Written task: Repeat every line exactly, keeping the pictures out of the copy.
--- Recorded data ---
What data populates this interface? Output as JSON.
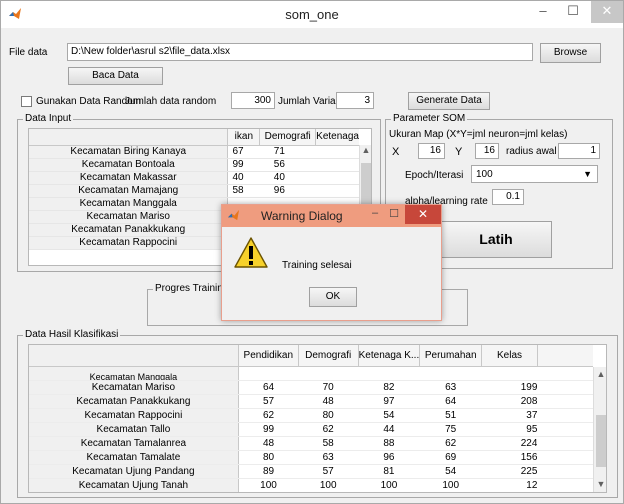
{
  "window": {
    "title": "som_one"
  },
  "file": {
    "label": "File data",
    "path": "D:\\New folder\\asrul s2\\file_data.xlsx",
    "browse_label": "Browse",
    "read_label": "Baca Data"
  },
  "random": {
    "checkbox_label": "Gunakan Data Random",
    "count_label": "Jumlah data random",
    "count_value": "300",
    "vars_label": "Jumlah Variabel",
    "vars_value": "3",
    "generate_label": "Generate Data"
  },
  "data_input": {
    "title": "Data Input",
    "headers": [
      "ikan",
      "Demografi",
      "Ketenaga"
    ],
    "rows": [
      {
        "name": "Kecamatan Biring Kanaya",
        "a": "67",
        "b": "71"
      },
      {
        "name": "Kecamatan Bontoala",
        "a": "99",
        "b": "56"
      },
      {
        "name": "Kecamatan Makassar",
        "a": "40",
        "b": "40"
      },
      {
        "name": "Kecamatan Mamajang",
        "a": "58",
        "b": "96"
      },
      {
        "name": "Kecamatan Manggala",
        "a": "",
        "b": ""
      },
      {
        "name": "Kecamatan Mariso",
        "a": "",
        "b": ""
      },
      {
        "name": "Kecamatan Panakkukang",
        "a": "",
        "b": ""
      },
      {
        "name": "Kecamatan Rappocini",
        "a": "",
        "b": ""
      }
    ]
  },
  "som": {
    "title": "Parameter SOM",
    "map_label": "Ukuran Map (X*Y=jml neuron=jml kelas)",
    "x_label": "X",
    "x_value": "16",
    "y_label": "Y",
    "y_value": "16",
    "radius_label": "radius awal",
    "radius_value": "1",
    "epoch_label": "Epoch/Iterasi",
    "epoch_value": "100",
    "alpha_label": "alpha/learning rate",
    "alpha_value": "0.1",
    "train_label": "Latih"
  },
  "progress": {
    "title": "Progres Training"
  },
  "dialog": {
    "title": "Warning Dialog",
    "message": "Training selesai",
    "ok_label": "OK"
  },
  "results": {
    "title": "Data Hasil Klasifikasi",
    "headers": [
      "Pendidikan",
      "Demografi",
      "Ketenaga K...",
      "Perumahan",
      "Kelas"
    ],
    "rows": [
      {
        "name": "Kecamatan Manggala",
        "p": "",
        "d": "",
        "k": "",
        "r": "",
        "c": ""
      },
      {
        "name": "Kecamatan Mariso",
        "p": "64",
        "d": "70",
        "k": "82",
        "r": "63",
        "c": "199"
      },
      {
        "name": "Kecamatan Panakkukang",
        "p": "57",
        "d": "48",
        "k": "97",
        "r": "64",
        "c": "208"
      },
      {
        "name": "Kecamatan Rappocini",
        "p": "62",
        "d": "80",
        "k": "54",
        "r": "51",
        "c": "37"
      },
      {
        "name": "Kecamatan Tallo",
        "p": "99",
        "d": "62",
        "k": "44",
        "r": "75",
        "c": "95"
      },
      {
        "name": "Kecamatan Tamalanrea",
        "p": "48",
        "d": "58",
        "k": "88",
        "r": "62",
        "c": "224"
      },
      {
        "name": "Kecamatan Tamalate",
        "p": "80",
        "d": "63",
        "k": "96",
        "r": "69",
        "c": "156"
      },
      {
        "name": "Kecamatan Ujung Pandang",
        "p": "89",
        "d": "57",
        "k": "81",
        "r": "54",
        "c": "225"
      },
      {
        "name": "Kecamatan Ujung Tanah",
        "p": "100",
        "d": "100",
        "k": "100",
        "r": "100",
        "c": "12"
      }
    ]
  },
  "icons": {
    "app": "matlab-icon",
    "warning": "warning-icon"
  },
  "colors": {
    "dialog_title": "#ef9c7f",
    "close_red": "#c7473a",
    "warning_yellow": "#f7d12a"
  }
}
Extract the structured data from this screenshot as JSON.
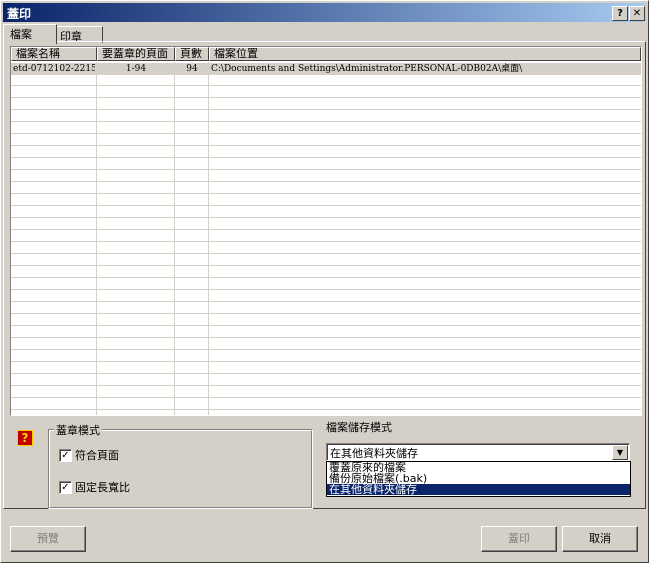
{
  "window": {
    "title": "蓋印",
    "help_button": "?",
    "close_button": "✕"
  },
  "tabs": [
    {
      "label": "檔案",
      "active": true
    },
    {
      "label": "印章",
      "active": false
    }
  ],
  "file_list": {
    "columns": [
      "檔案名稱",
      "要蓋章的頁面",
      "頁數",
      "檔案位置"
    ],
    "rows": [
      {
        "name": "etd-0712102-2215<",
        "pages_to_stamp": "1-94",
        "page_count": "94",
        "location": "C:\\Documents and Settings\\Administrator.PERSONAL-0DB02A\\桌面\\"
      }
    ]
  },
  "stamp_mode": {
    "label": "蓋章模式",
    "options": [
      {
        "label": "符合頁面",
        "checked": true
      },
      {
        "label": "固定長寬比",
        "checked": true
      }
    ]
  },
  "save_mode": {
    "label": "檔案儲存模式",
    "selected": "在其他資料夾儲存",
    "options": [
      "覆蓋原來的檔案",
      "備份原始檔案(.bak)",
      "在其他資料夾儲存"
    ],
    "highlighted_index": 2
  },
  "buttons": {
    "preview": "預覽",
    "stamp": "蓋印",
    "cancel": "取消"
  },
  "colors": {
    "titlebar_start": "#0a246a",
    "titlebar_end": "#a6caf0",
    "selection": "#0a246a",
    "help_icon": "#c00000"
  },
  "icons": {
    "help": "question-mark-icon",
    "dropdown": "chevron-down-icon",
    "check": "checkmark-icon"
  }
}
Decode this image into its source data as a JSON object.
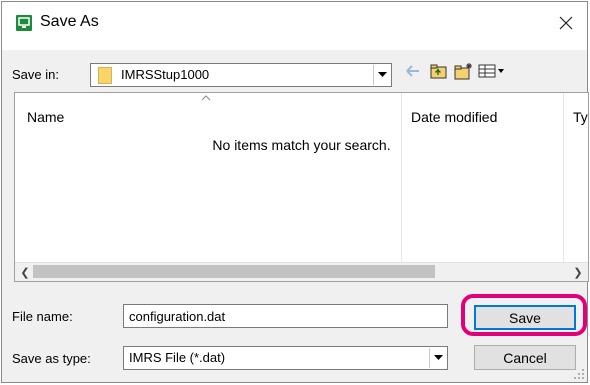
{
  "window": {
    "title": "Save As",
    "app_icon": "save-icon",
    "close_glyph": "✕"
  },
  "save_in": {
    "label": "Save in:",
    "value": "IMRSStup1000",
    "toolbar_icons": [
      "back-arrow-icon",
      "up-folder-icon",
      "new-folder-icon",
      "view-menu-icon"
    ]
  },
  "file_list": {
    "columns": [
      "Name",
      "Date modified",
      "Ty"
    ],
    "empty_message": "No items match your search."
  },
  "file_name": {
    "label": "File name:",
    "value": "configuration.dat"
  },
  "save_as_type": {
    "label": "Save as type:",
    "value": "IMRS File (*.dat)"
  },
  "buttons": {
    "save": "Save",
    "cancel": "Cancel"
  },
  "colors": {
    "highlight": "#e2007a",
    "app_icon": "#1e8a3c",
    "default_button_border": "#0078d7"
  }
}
---
The answer:
What data populates this interface? Output as JSON.
{
  "window": {
    "title": "som_one"
  },
  "file": {
    "label": "File data",
    "path": "D:\\New folder\\asrul s2\\file_data.xlsx",
    "browse_label": "Browse",
    "read_label": "Baca Data"
  },
  "random": {
    "checkbox_label": "Gunakan Data Random",
    "count_label": "Jumlah data random",
    "count_value": "300",
    "vars_label": "Jumlah Variabel",
    "vars_value": "3",
    "generate_label": "Generate Data"
  },
  "data_input": {
    "title": "Data Input",
    "headers": [
      "ikan",
      "Demografi",
      "Ketenaga"
    ],
    "rows": [
      {
        "name": "Kecamatan Biring Kanaya",
        "a": "67",
        "b": "71"
      },
      {
        "name": "Kecamatan Bontoala",
        "a": "99",
        "b": "56"
      },
      {
        "name": "Kecamatan Makassar",
        "a": "40",
        "b": "40"
      },
      {
        "name": "Kecamatan Mamajang",
        "a": "58",
        "b": "96"
      },
      {
        "name": "Kecamatan Manggala",
        "a": "",
        "b": ""
      },
      {
        "name": "Kecamatan Mariso",
        "a": "",
        "b": ""
      },
      {
        "name": "Kecamatan Panakkukang",
        "a": "",
        "b": ""
      },
      {
        "name": "Kecamatan Rappocini",
        "a": "",
        "b": ""
      }
    ]
  },
  "som": {
    "title": "Parameter SOM",
    "map_label": "Ukuran Map (X*Y=jml neuron=jml kelas)",
    "x_label": "X",
    "x_value": "16",
    "y_label": "Y",
    "y_value": "16",
    "radius_label": "radius awal",
    "radius_value": "1",
    "epoch_label": "Epoch/Iterasi",
    "epoch_value": "100",
    "alpha_label": "alpha/learning rate",
    "alpha_value": "0.1",
    "train_label": "Latih"
  },
  "progress": {
    "title": "Progres Training"
  },
  "dialog": {
    "title": "Warning Dialog",
    "message": "Training selesai",
    "ok_label": "OK"
  },
  "results": {
    "title": "Data Hasil Klasifikasi",
    "headers": [
      "Pendidikan",
      "Demografi",
      "Ketenaga K...",
      "Perumahan",
      "Kelas"
    ],
    "rows": [
      {
        "name": "Kecamatan Manggala",
        "p": "",
        "d": "",
        "k": "",
        "r": "",
        "c": ""
      },
      {
        "name": "Kecamatan Mariso",
        "p": "64",
        "d": "70",
        "k": "82",
        "r": "63",
        "c": "199"
      },
      {
        "name": "Kecamatan Panakkukang",
        "p": "57",
        "d": "48",
        "k": "97",
        "r": "64",
        "c": "208"
      },
      {
        "name": "Kecamatan Rappocini",
        "p": "62",
        "d": "80",
        "k": "54",
        "r": "51",
        "c": "37"
      },
      {
        "name": "Kecamatan Tallo",
        "p": "99",
        "d": "62",
        "k": "44",
        "r": "75",
        "c": "95"
      },
      {
        "name": "Kecamatan Tamalanrea",
        "p": "48",
        "d": "58",
        "k": "88",
        "r": "62",
        "c": "224"
      },
      {
        "name": "Kecamatan Tamalate",
        "p": "80",
        "d": "63",
        "k": "96",
        "r": "69",
        "c": "156"
      },
      {
        "name": "Kecamatan Ujung Pandang",
        "p": "89",
        "d": "57",
        "k": "81",
        "r": "54",
        "c": "225"
      },
      {
        "name": "Kecamatan Ujung Tanah",
        "p": "100",
        "d": "100",
        "k": "100",
        "r": "100",
        "c": "12"
      }
    ]
  },
  "icons": {
    "app": "matlab-icon",
    "warning": "warning-icon"
  },
  "colors": {
    "dialog_title": "#ef9c7f",
    "close_red": "#c7473a",
    "warning_yellow": "#f7d12a"
  }
}
Extract the structured data from this screenshot as JSON.
{
  "window": {
    "title": "蓋印",
    "help_button": "?",
    "close_button": "✕"
  },
  "tabs": [
    {
      "label": "檔案",
      "active": true
    },
    {
      "label": "印章",
      "active": false
    }
  ],
  "file_list": {
    "columns": [
      "檔案名稱",
      "要蓋章的頁面",
      "頁數",
      "檔案位置"
    ],
    "rows": [
      {
        "name": "etd-0712102-2215<",
        "pages_to_stamp": "1-94",
        "page_count": "94",
        "location": "C:\\Documents and Settings\\Administrator.PERSONAL-0DB02A\\桌面\\"
      }
    ]
  },
  "stamp_mode": {
    "label": "蓋章模式",
    "options": [
      {
        "label": "符合頁面",
        "checked": true
      },
      {
        "label": "固定長寬比",
        "checked": true
      }
    ]
  },
  "save_mode": {
    "label": "檔案儲存模式",
    "selected": "在其他資料夾儲存",
    "options": [
      "覆蓋原來的檔案",
      "備份原始檔案(.bak)",
      "在其他資料夾儲存"
    ],
    "highlighted_index": 2
  },
  "buttons": {
    "preview": "預覽",
    "stamp": "蓋印",
    "cancel": "取消"
  },
  "colors": {
    "titlebar_start": "#0a246a",
    "titlebar_end": "#a6caf0",
    "selection": "#0a246a",
    "help_icon": "#c00000"
  },
  "icons": {
    "help": "question-mark-icon",
    "dropdown": "chevron-down-icon",
    "check": "checkmark-icon"
  }
}
Decode this image into its source data as a JSON object.
{
  "window": {
    "title": "Save As",
    "app_icon": "save-icon",
    "close_glyph": "✕"
  },
  "save_in": {
    "label": "Save in:",
    "value": "IMRSStup1000",
    "toolbar_icons": [
      "back-arrow-icon",
      "up-folder-icon",
      "new-folder-icon",
      "view-menu-icon"
    ]
  },
  "file_list": {
    "columns": [
      "Name",
      "Date modified",
      "Ty"
    ],
    "empty_message": "No items match your search."
  },
  "file_name": {
    "label": "File name:",
    "value": "configuration.dat"
  },
  "save_as_type": {
    "label": "Save as type:",
    "value": "IMRS File (*.dat)"
  },
  "buttons": {
    "save": "Save",
    "cancel": "Cancel"
  },
  "colors": {
    "highlight": "#e2007a",
    "app_icon": "#1e8a3c",
    "default_button_border": "#0078d7"
  }
}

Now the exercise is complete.